It sounds like the general consensus is that the southern suburbs are the places to be, particularly in Centerville. This is good, as the commute would be perfect! Anyone familiar with the Huber Heights area? Housing costs seem to be less expernsive in the north area, is it just a less desirable area to live?

Thanks!

Big Donkey
04-13-2005, 04:45 PM
Just my opinion, but Huber Heights is pretty nice for the most part. It has some questionable parts, but most of it is nice. Riverside is right next door to Huber, so I am fairly familiar with the area, having hung around there quite a bit. I would say it is less desirable to live in the northern suburbs for the most part as compared to the southern suburbs if finances aren't an issue, but there are places to the north of Dayton that are very liveable. If someone were looking for a place in a northern suburb, Huber Heights would be the one I'd recommend. There are some in Miami County, to the north of Huber, that are ok too, but that's probably getting too far away from the Miamisburg/Centerville area if you were to commute there. Huber is right on I-70 and close to I-75, so travel still shouldn't be much of an issue there. It is similar to how Centerville was described in an earlier post in that it has the feel of city and country both; Huber has a ton of retail and most any store you could think of (though no mall, but you're still close to the two we've mentioned earlier in this thread), but there is also quite an area of farmland and open spaces there too once you get away from the I-70 area of town around OH-201 and 202.

◆ **RECORDED INFORMATION**:

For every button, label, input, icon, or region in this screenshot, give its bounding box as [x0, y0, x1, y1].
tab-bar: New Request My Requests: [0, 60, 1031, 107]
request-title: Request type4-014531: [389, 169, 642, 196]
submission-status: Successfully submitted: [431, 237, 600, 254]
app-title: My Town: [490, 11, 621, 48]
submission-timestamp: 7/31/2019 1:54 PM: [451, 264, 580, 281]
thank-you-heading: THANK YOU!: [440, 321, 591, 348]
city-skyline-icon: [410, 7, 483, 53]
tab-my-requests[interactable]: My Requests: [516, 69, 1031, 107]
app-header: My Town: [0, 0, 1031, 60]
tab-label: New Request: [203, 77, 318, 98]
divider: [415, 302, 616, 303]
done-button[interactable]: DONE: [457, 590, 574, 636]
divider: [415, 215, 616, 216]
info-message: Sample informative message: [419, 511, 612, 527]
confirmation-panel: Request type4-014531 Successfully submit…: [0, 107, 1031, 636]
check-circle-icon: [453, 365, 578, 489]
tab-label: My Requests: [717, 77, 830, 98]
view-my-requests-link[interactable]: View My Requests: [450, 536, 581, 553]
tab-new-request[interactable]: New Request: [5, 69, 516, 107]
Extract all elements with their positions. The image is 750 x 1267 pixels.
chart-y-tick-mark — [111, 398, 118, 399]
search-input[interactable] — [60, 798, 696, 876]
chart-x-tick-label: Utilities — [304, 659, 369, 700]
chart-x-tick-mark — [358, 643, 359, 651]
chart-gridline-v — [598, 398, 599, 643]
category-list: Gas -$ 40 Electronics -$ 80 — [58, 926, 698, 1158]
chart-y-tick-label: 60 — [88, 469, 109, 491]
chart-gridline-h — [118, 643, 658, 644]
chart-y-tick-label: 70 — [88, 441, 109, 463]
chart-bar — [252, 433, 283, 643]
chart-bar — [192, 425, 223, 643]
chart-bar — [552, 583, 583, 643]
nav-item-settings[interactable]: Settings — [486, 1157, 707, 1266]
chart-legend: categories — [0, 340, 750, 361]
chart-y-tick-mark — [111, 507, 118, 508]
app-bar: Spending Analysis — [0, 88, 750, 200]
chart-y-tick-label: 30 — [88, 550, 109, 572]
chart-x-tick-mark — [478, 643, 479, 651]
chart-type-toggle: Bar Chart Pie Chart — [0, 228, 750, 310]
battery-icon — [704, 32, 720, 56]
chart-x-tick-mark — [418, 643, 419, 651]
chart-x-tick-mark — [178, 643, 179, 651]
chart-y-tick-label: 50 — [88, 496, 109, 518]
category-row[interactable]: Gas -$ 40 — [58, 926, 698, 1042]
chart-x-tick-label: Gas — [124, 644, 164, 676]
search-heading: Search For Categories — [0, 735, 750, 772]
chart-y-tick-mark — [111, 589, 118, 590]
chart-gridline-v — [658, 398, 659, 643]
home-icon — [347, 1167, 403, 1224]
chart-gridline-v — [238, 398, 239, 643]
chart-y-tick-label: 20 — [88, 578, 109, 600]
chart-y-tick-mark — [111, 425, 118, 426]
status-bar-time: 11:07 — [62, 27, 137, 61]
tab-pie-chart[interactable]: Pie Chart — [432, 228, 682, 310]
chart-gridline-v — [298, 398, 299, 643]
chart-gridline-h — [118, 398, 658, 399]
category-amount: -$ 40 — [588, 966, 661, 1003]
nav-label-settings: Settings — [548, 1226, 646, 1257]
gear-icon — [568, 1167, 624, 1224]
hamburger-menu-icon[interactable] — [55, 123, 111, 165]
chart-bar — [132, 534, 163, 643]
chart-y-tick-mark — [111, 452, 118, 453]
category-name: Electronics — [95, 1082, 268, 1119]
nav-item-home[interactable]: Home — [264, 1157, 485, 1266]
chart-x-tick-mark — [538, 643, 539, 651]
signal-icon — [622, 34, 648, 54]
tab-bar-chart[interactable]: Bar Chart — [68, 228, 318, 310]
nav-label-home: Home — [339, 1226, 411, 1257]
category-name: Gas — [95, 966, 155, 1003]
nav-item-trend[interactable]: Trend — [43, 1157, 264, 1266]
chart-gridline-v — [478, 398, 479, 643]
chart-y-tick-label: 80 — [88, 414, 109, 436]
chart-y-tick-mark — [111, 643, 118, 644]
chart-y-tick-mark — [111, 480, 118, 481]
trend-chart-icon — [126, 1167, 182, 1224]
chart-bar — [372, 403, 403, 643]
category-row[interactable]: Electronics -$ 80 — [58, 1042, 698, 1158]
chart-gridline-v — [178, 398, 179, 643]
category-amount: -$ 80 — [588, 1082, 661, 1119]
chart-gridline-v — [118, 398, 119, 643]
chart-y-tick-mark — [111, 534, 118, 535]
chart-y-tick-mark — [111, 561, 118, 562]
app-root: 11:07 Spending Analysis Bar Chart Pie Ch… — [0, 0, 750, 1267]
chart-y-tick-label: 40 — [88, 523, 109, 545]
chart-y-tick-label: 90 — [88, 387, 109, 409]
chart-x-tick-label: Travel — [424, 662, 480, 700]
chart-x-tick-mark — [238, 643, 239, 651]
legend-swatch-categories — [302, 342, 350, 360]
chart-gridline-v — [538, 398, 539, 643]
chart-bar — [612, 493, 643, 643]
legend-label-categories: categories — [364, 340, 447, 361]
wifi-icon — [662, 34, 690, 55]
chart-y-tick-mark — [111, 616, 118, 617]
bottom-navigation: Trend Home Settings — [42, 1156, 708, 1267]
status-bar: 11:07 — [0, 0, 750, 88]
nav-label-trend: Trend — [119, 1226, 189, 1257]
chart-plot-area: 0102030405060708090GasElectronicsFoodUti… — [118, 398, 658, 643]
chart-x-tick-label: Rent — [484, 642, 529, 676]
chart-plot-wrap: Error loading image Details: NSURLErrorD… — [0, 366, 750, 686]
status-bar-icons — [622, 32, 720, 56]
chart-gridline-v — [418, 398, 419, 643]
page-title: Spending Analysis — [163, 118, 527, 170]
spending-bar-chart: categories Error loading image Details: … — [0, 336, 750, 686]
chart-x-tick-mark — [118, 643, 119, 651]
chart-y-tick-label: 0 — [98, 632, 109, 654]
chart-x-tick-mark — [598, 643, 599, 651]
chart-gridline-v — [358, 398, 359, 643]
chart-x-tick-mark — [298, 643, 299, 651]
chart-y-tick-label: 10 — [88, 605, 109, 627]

◆ **PROBLEMS TO WORK ON**:
1. Reproduce the passage of the discussion of Dayton suburbs from "It sounds like" to "area to live?".
2. Render the rows from the first line to the line with "submission-timestamp: 7/31/2019 1:54" as a JSON list of strings, one string per line, skipping blank lines.

◆ **THE SOLUTIONS**:
1.
It sounds like the general consensus is that the southern suburbs are the places to be, particularly in Centerville. This is good, as the commute would be perfect! Anyone familiar with the Huber Heights area? Housing costs seem to be less expernsive in the north area, is it just a less desirable area to live?

2.
[
  "For every button, label, input, icon, or region in this screenshot, give its bounding box as [x0, y0, x1, y1].",
  "tab-bar: New Request My Requests: [0, 60, 1031, 107]",
  "request-title: Request type4-014531: [389, 169, 642, 196]",
  "submission-status: Successfully submitted: [431, 237, 600, 254]",
  "app-title: My Town: [490, 11, 621, 48]",
  "submission-timestamp: 7/31/2019 1:54 PM: [451, 264, 580, 281]"
]